Records shown:
— BEGIN —
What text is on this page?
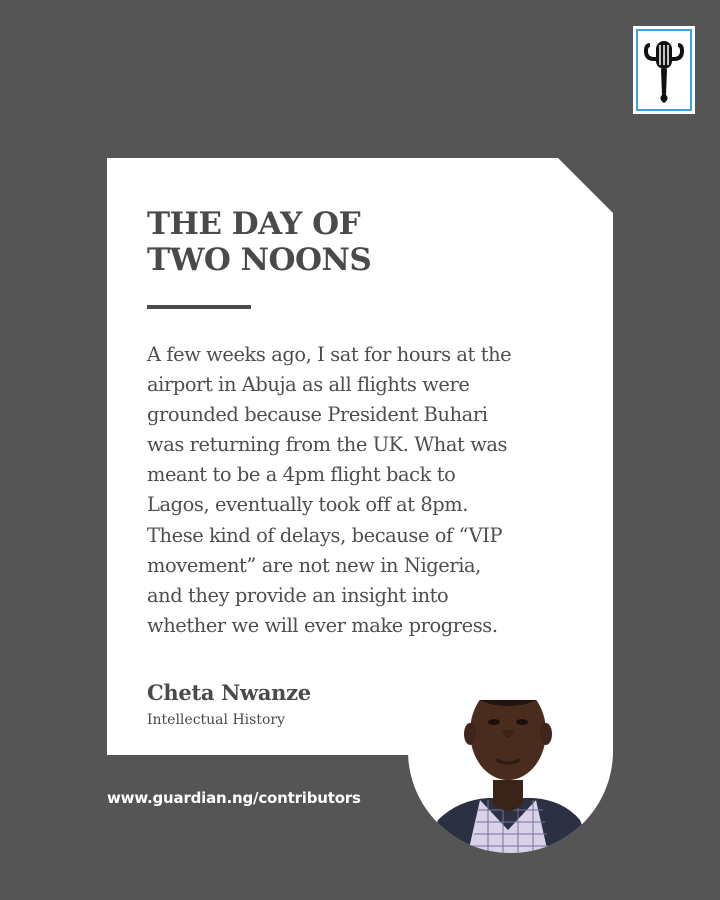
THE DAY OF
TWO NOONS

A few weeks ago, I sat for hours at the
airport in Abuja as all flights were
grounded because President Buhari
was returning from the UK. What was
meant to be a 4pm flight back to
Lagos, eventually took off at 8pm.
These kind of delays, because of “VIP
movement” are not new in Nigeria,
and they provide an insight into
whether we will ever make progress.

Cheta Nwanze

Intellectual History

www.guardian.ng/contributors
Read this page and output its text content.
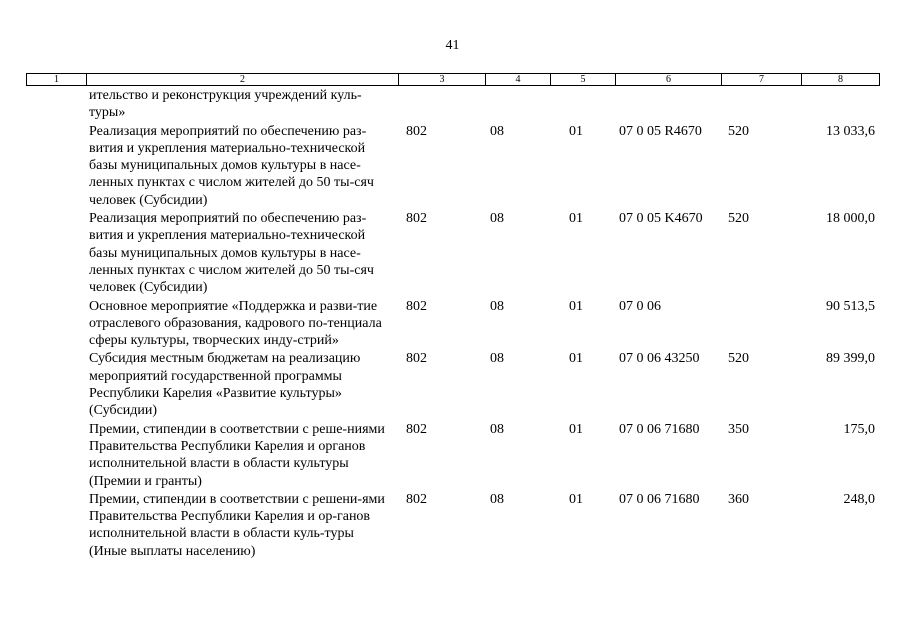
41
1	2	3	4	5	6	7	8
ительство и реконструкция учреждений куль-туры»						
Реализация мероприятий по обеспечению раз-вития и укрепления материально-технической базы муниципальных домов культуры в насе-ленных пунктах с числом жителей до 50 ты-сяч человек (Субсидии)	802	08	01	07 0 05 R4670	520	13 033,6
Реализация мероприятий по обеспечению раз-вития и укрепления материально-технической базы муниципальных домов культуры в насе-ленных пунктах с числом жителей до 50 ты-сяч человек (Субсидии)	802	08	01	07 0 05 K4670	520	18 000,0
Основное мероприятие «Поддержка и разви-тие отраслевого образования, кадрового по-тенциала сферы культуры, творческих инду-стрий»	802	08	01	07 0 06		90 513,5
Субсидия местным бюджетам на реализацию мероприятий государственной программы Республики Карелия «Развитие культуры» (Субсидии)	802	08	01	07 0 06 43250	520	89 399,0
Премии, стипендии в соответствии с реше-ниями Правительства Республики Карелия и органов исполнительной власти в области культуры (Премии и гранты)	802	08	01	07 0 06 71680	350	175,0
Премии, стипендии в соответствии с решени-ями Правительства Республики Карелия и ор-ганов исполнительной власти в области куль-туры (Иные выплаты населению)	802	08	01	07 0 06 71680	360	248,0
— END —
Exercise details: Return all the entries word for word, but omit any pictures they contain.

Output for this task:
What text is on this page?
THE DAY OF
TWO NOONS

A few weeks ago, I sat for hours at the
airport in Abuja as all flights were
grounded because President Buhari
was returning from the UK. What was
meant to be a 4pm flight back to
Lagos, eventually took off at 8pm.
These kind of delays, because of “VIP
movement” are not new in Nigeria,
and they provide an insight into
whether we will ever make progress.

Cheta Nwanze

Intellectual History

www.guardian.ng/contributors
Read this page and output its text content.
41
1	2	3	4	5	6	7	8
ительство и реконструкция учреждений куль-туры»						
Реализация мероприятий по обеспечению раз-вития и укрепления материально-технической базы муниципальных домов культуры в насе-ленных пунктах с числом жителей до 50 ты-сяч человек (Субсидии)	802	08	01	07 0 05 R4670	520	13 033,6
Реализация мероприятий по обеспечению раз-вития и укрепления материально-технической базы муниципальных домов культуры в насе-ленных пунктах с числом жителей до 50 ты-сяч человек (Субсидии)	802	08	01	07 0 05 K4670	520	18 000,0
Основное мероприятие «Поддержка и разви-тие отраслевого образования, кадрового по-тенциала сферы культуры, творческих инду-стрий»	802	08	01	07 0 06		90 513,5
Субсидия местным бюджетам на реализацию мероприятий государственной программы Республики Карелия «Развитие культуры» (Субсидии)	802	08	01	07 0 06 43250	520	89 399,0
Премии, стипендии в соответствии с реше-ниями Правительства Республики Карелия и органов исполнительной власти в области культуры (Премии и гранты)	802	08	01	07 0 06 71680	350	175,0
Премии, стипендии в соответствии с решени-ями Правительства Республики Карелия и ор-ганов исполнительной власти в области куль-туры (Иные выплаты населению)	802	08	01	07 0 06 71680	360	248,0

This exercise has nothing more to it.